**Work to do**
Reproduce all entries precisely, down to the last character.

start Provided entries

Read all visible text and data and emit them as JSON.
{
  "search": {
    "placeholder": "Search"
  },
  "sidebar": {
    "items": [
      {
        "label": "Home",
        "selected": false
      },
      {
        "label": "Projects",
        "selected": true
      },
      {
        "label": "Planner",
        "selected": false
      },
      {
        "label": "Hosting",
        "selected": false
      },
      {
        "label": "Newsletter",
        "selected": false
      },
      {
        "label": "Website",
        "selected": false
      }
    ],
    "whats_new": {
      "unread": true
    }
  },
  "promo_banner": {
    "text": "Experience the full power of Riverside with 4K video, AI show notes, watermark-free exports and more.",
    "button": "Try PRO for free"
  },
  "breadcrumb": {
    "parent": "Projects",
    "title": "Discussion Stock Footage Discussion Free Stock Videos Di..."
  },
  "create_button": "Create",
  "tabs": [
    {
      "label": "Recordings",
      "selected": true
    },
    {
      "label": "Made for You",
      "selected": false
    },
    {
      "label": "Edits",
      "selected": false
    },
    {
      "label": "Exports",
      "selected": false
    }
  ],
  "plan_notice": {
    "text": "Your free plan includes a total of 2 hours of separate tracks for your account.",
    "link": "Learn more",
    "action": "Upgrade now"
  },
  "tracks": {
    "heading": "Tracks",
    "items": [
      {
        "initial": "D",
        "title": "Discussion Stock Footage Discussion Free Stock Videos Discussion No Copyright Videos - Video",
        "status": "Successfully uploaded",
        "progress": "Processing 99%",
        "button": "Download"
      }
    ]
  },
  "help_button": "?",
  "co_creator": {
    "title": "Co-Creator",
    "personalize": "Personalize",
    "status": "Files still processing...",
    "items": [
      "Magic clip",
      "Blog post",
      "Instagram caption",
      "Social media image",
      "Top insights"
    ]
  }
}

end Provided entries

**Exercise output**
Read all visible text and data and emit them as JSON.
{
  "search": {
    "placeholder": "Search"
  },
  "sidebar": {
    "items": [
      {
        "label": "Home",
        "selected": false
      },
      {
        "label": "Projects",
        "selected": true
      },
      {
        "label": "Planner",
        "selected": false
      },
      {
        "label": "Hosting",
        "selected": false
      },
      {
        "label": "Newsletter",
        "selected": false
      },
      {
        "label": "Website",
        "selected": false
      }
    ],
    "whats_new": {
      "unread": true
    }
  },
  "promo_banner": {
    "text": "Experience the full power of Riverside with 4K video, AI show notes, watermark-free exports and more.",
    "button": "Try PRO for free"
  },
  "breadcrumb": {
    "parent": "Projects",
    "title": "Discussion Stock Footage Discussion Free Stock Videos Di..."
  },
  "create_button": "Create",
  "tabs": [
    {
      "label": "Recordings",
      "selected": true
    },
    {
      "label": "Made for You",
      "selected": false
    },
    {
      "label": "Edits",
      "selected": false
    },
    {
      "label": "Exports",
      "selected": false
    }
  ],
  "plan_notice": {
    "text": "Your free plan includes a total of 2 hours of separate tracks for your account.",
    "link": "Learn more",
    "action": "Upgrade now"
  },
  "tracks": {
    "heading": "Tracks",
    "items": [
      {
        "initial": "D",
        "title": "Discussion Stock Footage Discussion Free Stock Videos Discussion No Copyright Videos - Video",
        "status": "Successfully uploaded",
        "progress": "Processing 99%",
        "button": "Download"
      }
    ]
  },
  "help_button": "?",
  "co_creator": {
    "title": "Co-Creator",
    "personalize": "Personalize",
    "status": "Files still processing...",
    "items": [
      "Magic clip",
      "Blog post",
      "Instagram caption",
      "Social media image",
      "Top insights"
    ]
  }
}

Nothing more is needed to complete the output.